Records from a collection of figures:
= = =
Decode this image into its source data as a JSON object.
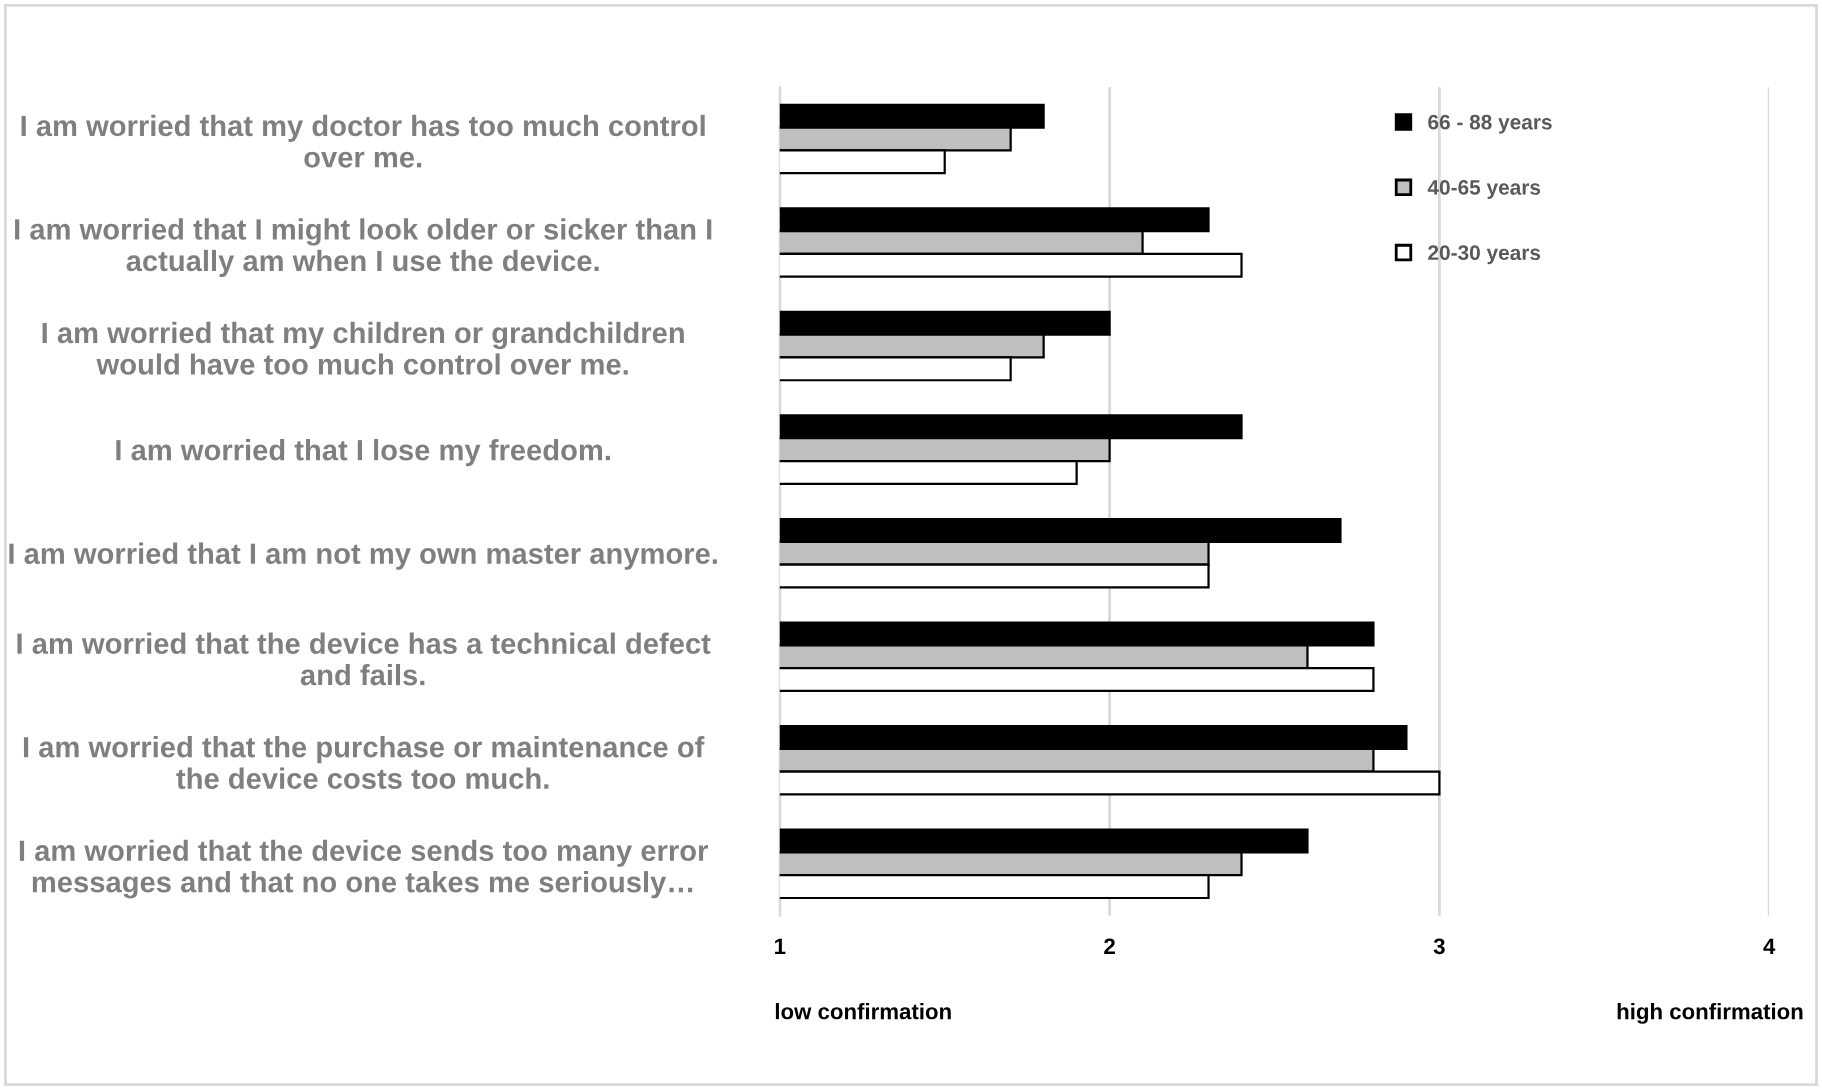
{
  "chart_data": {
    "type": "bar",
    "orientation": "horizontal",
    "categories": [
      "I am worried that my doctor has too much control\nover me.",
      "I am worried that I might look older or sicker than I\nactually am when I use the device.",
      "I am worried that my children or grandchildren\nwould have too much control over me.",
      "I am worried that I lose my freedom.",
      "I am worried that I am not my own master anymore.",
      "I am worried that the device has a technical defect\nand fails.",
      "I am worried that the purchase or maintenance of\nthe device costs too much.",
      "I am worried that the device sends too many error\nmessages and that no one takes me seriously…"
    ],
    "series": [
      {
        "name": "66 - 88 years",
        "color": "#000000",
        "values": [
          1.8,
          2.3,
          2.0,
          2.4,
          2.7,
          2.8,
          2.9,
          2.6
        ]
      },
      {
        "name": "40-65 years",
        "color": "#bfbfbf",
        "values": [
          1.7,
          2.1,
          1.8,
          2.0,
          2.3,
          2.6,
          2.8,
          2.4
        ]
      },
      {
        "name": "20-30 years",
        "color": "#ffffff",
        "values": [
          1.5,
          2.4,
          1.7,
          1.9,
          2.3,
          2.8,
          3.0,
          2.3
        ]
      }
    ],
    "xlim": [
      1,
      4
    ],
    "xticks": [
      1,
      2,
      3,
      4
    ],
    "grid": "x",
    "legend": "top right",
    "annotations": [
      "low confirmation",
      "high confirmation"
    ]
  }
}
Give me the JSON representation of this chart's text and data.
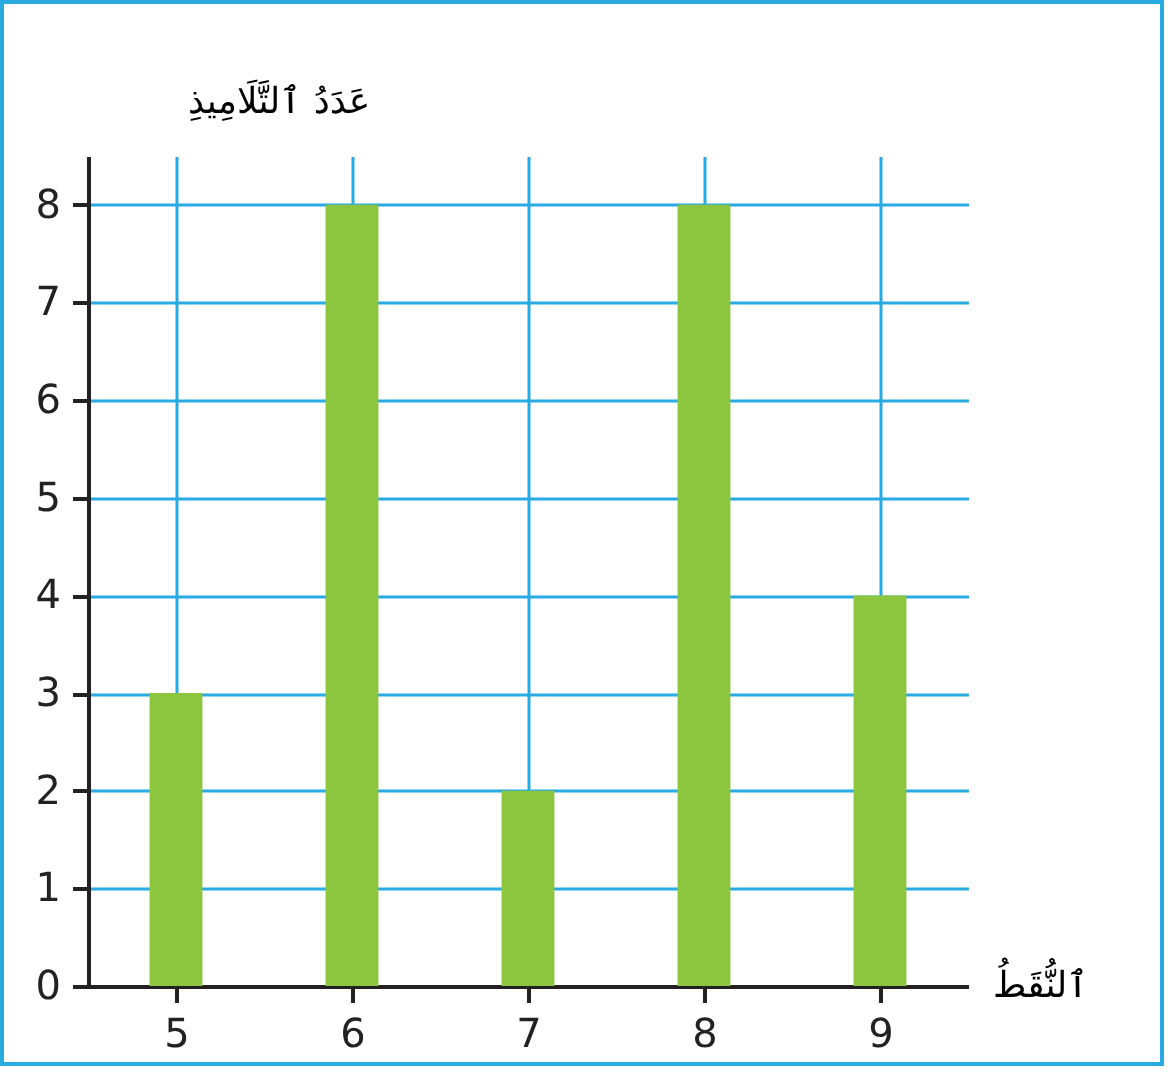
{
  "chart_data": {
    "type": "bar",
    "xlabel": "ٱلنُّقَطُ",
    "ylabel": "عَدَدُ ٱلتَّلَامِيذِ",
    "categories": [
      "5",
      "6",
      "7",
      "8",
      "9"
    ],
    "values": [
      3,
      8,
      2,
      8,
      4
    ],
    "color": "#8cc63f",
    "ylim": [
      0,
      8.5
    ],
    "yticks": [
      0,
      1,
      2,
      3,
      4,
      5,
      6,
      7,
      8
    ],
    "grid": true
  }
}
= = =
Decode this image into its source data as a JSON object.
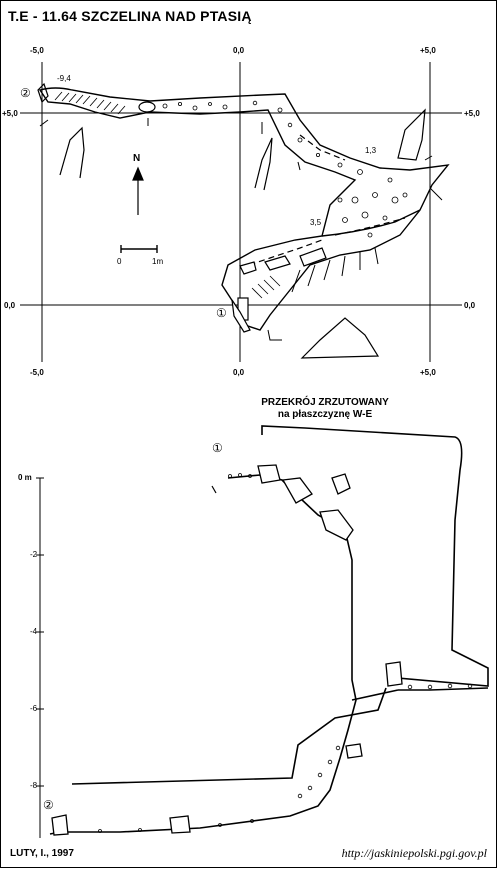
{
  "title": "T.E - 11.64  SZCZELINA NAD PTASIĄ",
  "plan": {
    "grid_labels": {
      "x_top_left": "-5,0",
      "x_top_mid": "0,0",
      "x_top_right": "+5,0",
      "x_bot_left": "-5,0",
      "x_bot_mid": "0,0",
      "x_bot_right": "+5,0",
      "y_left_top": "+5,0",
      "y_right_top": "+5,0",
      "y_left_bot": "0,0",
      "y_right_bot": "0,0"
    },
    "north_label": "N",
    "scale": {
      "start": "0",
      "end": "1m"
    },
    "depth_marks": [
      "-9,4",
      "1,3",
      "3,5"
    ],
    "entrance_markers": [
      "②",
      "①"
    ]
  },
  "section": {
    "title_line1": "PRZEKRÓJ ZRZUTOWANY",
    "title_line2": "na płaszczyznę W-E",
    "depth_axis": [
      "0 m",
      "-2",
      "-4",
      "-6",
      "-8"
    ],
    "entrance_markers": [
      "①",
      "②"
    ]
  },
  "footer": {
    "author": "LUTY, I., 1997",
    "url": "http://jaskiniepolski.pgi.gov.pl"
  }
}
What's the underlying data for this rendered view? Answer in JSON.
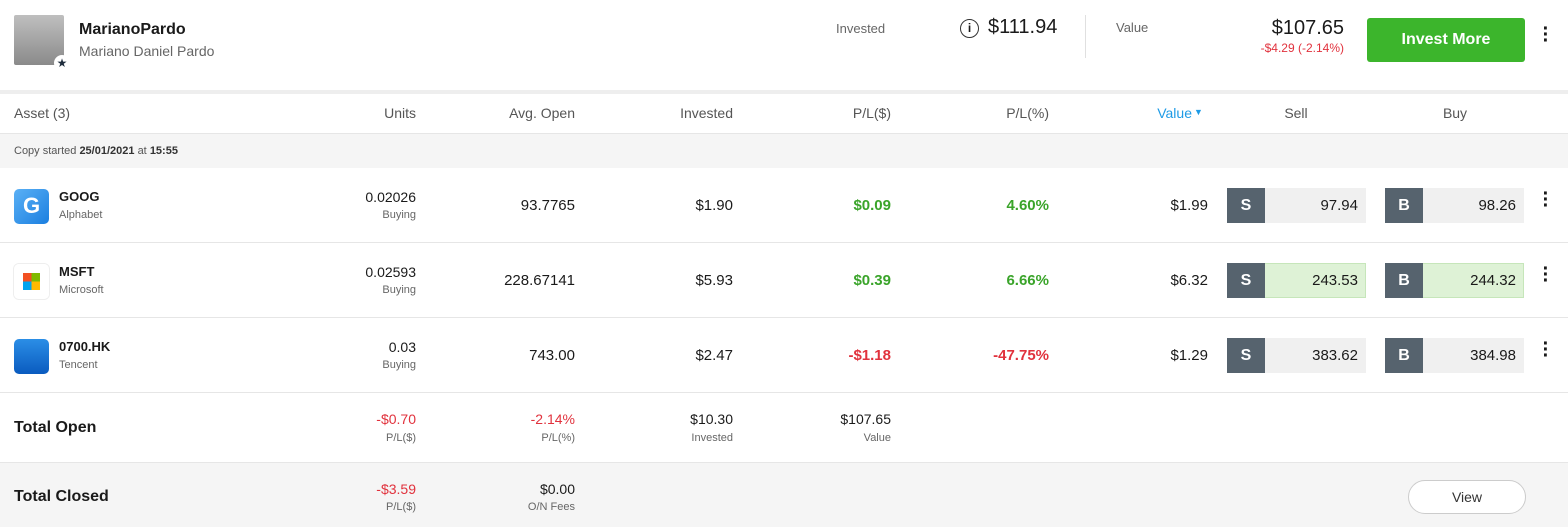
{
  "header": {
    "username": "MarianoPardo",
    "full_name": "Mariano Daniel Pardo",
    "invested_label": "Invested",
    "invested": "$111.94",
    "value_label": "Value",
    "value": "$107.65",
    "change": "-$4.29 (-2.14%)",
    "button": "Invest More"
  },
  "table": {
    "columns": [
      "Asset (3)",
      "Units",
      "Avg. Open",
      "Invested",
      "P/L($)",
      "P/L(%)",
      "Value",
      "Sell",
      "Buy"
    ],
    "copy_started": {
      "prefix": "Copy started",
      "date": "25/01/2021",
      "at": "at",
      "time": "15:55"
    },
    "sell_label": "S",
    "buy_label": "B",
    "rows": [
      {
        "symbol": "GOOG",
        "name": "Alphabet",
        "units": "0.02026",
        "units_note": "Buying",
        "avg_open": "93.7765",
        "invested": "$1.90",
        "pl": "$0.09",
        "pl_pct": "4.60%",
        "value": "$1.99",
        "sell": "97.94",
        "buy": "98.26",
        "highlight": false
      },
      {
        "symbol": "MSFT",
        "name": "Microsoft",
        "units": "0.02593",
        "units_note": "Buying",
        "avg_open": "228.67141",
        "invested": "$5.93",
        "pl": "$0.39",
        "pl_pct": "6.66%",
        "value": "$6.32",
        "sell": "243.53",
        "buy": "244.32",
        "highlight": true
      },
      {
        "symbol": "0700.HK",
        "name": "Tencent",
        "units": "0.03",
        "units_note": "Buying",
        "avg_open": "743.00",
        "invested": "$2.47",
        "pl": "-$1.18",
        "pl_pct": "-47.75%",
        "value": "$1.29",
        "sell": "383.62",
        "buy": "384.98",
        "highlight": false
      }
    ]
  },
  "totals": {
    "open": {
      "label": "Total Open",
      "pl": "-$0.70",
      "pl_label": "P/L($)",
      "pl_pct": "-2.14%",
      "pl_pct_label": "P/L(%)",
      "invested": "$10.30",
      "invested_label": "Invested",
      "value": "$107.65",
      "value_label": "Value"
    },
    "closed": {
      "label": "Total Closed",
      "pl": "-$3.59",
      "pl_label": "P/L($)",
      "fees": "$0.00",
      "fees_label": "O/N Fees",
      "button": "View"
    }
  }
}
= = =
WORK TO BE COMPLETED. Check all the records above and select each line where the string "much" is found.

SOLUTION FOR THIS EXERCISE.
      "I am worried that my doctor has too much control\nover me.",
      "I am worried that my children or grandchildren\nwould have too much control over me.",
      "I am worried that the purchase or maintenance of\nthe device costs too much.",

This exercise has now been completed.